==== DATA SUPPLIED

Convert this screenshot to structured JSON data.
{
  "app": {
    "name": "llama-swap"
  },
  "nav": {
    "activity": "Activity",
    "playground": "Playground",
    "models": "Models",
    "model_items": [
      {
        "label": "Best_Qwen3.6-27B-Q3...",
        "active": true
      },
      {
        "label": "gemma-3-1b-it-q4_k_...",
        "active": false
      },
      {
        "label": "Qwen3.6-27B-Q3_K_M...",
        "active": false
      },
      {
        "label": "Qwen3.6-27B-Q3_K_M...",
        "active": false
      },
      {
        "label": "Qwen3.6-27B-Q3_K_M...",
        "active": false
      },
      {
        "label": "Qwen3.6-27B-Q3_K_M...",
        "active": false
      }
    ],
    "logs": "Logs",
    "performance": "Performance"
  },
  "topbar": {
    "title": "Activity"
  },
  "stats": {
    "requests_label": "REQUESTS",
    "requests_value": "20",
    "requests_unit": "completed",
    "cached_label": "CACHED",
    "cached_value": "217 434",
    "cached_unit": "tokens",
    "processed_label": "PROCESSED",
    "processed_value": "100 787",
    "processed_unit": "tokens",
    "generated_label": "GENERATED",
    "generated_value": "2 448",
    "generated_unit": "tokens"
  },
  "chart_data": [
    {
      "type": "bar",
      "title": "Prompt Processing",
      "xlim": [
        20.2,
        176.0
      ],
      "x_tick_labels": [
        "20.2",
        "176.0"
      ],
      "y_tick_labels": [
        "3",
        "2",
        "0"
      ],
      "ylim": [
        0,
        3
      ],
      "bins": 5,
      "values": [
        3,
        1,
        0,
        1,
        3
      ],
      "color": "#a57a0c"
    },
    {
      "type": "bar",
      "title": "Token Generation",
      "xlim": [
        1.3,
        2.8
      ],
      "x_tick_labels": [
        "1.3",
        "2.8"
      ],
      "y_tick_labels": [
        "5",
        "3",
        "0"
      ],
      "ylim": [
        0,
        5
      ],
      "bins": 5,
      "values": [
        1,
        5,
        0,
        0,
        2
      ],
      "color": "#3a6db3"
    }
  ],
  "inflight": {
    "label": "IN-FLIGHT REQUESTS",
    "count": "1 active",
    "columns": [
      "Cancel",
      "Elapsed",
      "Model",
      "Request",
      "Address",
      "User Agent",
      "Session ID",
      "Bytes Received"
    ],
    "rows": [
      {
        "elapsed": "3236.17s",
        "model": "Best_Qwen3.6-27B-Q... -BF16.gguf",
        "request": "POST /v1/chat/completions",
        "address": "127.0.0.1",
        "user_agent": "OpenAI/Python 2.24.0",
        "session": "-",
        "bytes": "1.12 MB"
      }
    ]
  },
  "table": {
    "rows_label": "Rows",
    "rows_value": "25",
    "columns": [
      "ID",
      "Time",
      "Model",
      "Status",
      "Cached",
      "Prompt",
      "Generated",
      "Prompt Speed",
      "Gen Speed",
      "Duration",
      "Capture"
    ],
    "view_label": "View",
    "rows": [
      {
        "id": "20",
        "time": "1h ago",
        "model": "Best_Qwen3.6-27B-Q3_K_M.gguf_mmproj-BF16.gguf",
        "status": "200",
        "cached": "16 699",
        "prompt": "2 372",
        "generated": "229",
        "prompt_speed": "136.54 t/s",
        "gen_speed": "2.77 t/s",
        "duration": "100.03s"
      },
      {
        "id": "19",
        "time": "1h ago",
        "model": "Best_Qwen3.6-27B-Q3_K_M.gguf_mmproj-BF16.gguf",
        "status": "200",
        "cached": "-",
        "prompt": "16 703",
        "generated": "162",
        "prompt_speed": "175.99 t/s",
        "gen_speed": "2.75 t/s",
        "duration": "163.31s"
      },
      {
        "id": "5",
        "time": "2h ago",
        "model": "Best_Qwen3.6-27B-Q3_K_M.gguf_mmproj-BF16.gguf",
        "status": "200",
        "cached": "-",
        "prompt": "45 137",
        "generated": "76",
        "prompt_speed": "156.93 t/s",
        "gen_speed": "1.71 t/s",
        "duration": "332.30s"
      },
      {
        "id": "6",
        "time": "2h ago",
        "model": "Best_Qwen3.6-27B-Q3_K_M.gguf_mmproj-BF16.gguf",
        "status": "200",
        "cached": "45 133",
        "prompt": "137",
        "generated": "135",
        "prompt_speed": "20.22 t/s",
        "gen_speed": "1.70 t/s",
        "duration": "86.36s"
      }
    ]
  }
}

========

WHAT YOU WILL DO —
Reproduce each record exactly as it appears.

CORRECT ANSWER —
Convert this screenshot to structured JSON data.
{
  "app": {
    "name": "llama-swap"
  },
  "nav": {
    "activity": "Activity",
    "playground": "Playground",
    "models": "Models",
    "model_items": [
      {
        "label": "Best_Qwen3.6-27B-Q3...",
        "active": true
      },
      {
        "label": "gemma-3-1b-it-q4_k_...",
        "active": false
      },
      {
        "label": "Qwen3.6-27B-Q3_K_M...",
        "active": false
      },
      {
        "label": "Qwen3.6-27B-Q3_K_M...",
        "active": false
      },
      {
        "label": "Qwen3.6-27B-Q3_K_M...",
        "active": false
      },
      {
        "label": "Qwen3.6-27B-Q3_K_M...",
        "active": false
      }
    ],
    "logs": "Logs",
    "performance": "Performance"
  },
  "topbar": {
    "title": "Activity"
  },
  "stats": {
    "requests_label": "REQUESTS",
    "requests_value": "20",
    "requests_unit": "completed",
    "cached_label": "CACHED",
    "cached_value": "217 434",
    "cached_unit": "tokens",
    "processed_label": "PROCESSED",
    "processed_value": "100 787",
    "processed_unit": "tokens",
    "generated_label": "GENERATED",
    "generated_value": "2 448",
    "generated_unit": "tokens"
  },
  "chart_data": [
    {
      "type": "bar",
      "title": "Prompt Processing",
      "xlim": [
        20.2,
        176.0
      ],
      "x_tick_labels": [
        "20.2",
        "176.0"
      ],
      "y_tick_labels": [
        "3",
        "2",
        "0"
      ],
      "ylim": [
        0,
        3
      ],
      "bins": 5,
      "values": [
        3,
        1,
        0,
        1,
        3
      ],
      "color": "#a57a0c"
    },
    {
      "type": "bar",
      "title": "Token Generation",
      "xlim": [
        1.3,
        2.8
      ],
      "x_tick_labels": [
        "1.3",
        "2.8"
      ],
      "y_tick_labels": [
        "5",
        "3",
        "0"
      ],
      "ylim": [
        0,
        5
      ],
      "bins": 5,
      "values": [
        1,
        5,
        0,
        0,
        2
      ],
      "color": "#3a6db3"
    }
  ],
  "inflight": {
    "label": "IN-FLIGHT REQUESTS",
    "count": "1 active",
    "columns": [
      "Cancel",
      "Elapsed",
      "Model",
      "Request",
      "Address",
      "User Agent",
      "Session ID",
      "Bytes Received"
    ],
    "rows": [
      {
        "elapsed": "3236.17s",
        "model": "Best_Qwen3.6-27B-Q... -BF16.gguf",
        "request": "POST /v1/chat/completions",
        "address": "127.0.0.1",
        "user_agent": "OpenAI/Python 2.24.0",
        "session": "-",
        "bytes": "1.12 MB"
      }
    ]
  },
  "table": {
    "rows_label": "Rows",
    "rows_value": "25",
    "columns": [
      "ID",
      "Time",
      "Model",
      "Status",
      "Cached",
      "Prompt",
      "Generated",
      "Prompt Speed",
      "Gen Speed",
      "Duration",
      "Capture"
    ],
    "view_label": "View",
    "rows": [
      {
        "id": "20",
        "time": "1h ago",
        "model": "Best_Qwen3.6-27B-Q3_K_M.gguf_mmproj-BF16.gguf",
        "status": "200",
        "cached": "16 699",
        "prompt": "2 372",
        "generated": "229",
        "prompt_speed": "136.54 t/s",
        "gen_speed": "2.77 t/s",
        "duration": "100.03s"
      },
      {
        "id": "19",
        "time": "1h ago",
        "model": "Best_Qwen3.6-27B-Q3_K_M.gguf_mmproj-BF16.gguf",
        "status": "200",
        "cached": "-",
        "prompt": "16 703",
        "generated": "162",
        "prompt_speed": "175.99 t/s",
        "gen_speed": "2.75 t/s",
        "duration": "163.31s"
      },
      {
        "id": "5",
        "time": "2h ago",
        "model": "Best_Qwen3.6-27B-Q3_K_M.gguf_mmproj-BF16.gguf",
        "status": "200",
        "cached": "-",
        "prompt": "45 137",
        "generated": "76",
        "prompt_speed": "156.93 t/s",
        "gen_speed": "1.71 t/s",
        "duration": "332.30s"
      },
      {
        "id": "6",
        "time": "2h ago",
        "model": "Best_Qwen3.6-27B-Q3_K_M.gguf_mmproj-BF16.gguf",
        "status": "200",
        "cached": "45 133",
        "prompt": "137",
        "generated": "135",
        "prompt_speed": "20.22 t/s",
        "gen_speed": "1.70 t/s",
        "duration": "86.36s"
      }
    ]
  }
}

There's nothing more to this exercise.